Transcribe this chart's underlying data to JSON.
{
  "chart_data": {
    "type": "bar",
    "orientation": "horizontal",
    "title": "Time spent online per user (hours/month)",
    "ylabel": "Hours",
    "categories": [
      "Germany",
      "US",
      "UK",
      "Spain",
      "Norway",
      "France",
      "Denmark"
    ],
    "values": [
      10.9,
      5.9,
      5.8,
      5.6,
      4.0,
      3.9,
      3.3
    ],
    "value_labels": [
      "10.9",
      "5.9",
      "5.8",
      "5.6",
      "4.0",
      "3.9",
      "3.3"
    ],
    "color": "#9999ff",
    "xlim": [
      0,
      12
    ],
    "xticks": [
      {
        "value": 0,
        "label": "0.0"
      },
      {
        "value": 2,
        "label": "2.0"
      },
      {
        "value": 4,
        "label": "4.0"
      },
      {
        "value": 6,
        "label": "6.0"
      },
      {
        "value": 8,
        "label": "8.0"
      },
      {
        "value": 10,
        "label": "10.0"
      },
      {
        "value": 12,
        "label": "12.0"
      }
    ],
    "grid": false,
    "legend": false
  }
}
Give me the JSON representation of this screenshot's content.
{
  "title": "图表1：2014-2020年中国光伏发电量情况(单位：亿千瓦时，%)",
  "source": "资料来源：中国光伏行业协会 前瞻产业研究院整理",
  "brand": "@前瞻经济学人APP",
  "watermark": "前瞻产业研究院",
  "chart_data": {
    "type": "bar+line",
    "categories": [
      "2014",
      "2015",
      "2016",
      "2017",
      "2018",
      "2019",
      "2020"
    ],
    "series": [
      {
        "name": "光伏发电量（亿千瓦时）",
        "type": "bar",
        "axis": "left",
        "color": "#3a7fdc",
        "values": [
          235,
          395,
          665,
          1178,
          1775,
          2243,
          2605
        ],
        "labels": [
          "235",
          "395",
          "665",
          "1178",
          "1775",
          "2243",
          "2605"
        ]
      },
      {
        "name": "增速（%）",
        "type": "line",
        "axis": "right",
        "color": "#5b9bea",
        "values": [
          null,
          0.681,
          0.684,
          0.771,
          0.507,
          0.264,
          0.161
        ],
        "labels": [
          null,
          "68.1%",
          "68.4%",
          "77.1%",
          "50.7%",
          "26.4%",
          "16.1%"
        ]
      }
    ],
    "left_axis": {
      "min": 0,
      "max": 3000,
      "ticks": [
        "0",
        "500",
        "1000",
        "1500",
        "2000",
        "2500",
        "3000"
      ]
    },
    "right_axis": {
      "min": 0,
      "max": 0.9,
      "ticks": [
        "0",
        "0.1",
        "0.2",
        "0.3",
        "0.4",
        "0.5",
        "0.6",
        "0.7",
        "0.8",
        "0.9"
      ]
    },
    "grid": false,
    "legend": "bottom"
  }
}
####
## TO DO
Give all of the entries again, word for word.

## THE SOLUTION
Transcribe this chart's underlying data to JSON.
{
  "chart_data": {
    "type": "bar",
    "orientation": "horizontal",
    "title": "Time spent online per user (hours/month)",
    "ylabel": "Hours",
    "categories": [
      "Germany",
      "US",
      "UK",
      "Spain",
      "Norway",
      "France",
      "Denmark"
    ],
    "values": [
      10.9,
      5.9,
      5.8,
      5.6,
      4.0,
      3.9,
      3.3
    ],
    "value_labels": [
      "10.9",
      "5.9",
      "5.8",
      "5.6",
      "4.0",
      "3.9",
      "3.3"
    ],
    "color": "#9999ff",
    "xlim": [
      0,
      12
    ],
    "xticks": [
      {
        "value": 0,
        "label": "0.0"
      },
      {
        "value": 2,
        "label": "2.0"
      },
      {
        "value": 4,
        "label": "4.0"
      },
      {
        "value": 6,
        "label": "6.0"
      },
      {
        "value": 8,
        "label": "8.0"
      },
      {
        "value": 10,
        "label": "10.0"
      },
      {
        "value": 12,
        "label": "12.0"
      }
    ],
    "grid": false,
    "legend": false
  }
}
Give me the JSON representation of this screenshot's content.
{
  "title": "图表1：2014-2020年中国光伏发电量情况(单位：亿千瓦时，%)",
  "source": "资料来源：中国光伏行业协会 前瞻产业研究院整理",
  "brand": "@前瞻经济学人APP",
  "watermark": "前瞻产业研究院",
  "chart_data": {
    "type": "bar+line",
    "categories": [
      "2014",
      "2015",
      "2016",
      "2017",
      "2018",
      "2019",
      "2020"
    ],
    "series": [
      {
        "name": "光伏发电量（亿千瓦时）",
        "type": "bar",
        "axis": "left",
        "color": "#3a7fdc",
        "values": [
          235,
          395,
          665,
          1178,
          1775,
          2243,
          2605
        ],
        "labels": [
          "235",
          "395",
          "665",
          "1178",
          "1775",
          "2243",
          "2605"
        ]
      },
      {
        "name": "增速（%）",
        "type": "line",
        "axis": "right",
        "color": "#5b9bea",
        "values": [
          null,
          0.681,
          0.684,
          0.771,
          0.507,
          0.264,
          0.161
        ],
        "labels": [
          null,
          "68.1%",
          "68.4%",
          "77.1%",
          "50.7%",
          "26.4%",
          "16.1%"
        ]
      }
    ],
    "left_axis": {
      "min": 0,
      "max": 3000,
      "ticks": [
        "0",
        "500",
        "1000",
        "1500",
        "2000",
        "2500",
        "3000"
      ]
    },
    "right_axis": {
      "min": 0,
      "max": 0.9,
      "ticks": [
        "0",
        "0.1",
        "0.2",
        "0.3",
        "0.4",
        "0.5",
        "0.6",
        "0.7",
        "0.8",
        "0.9"
      ]
    },
    "grid": false,
    "legend": "bottom"
  }
}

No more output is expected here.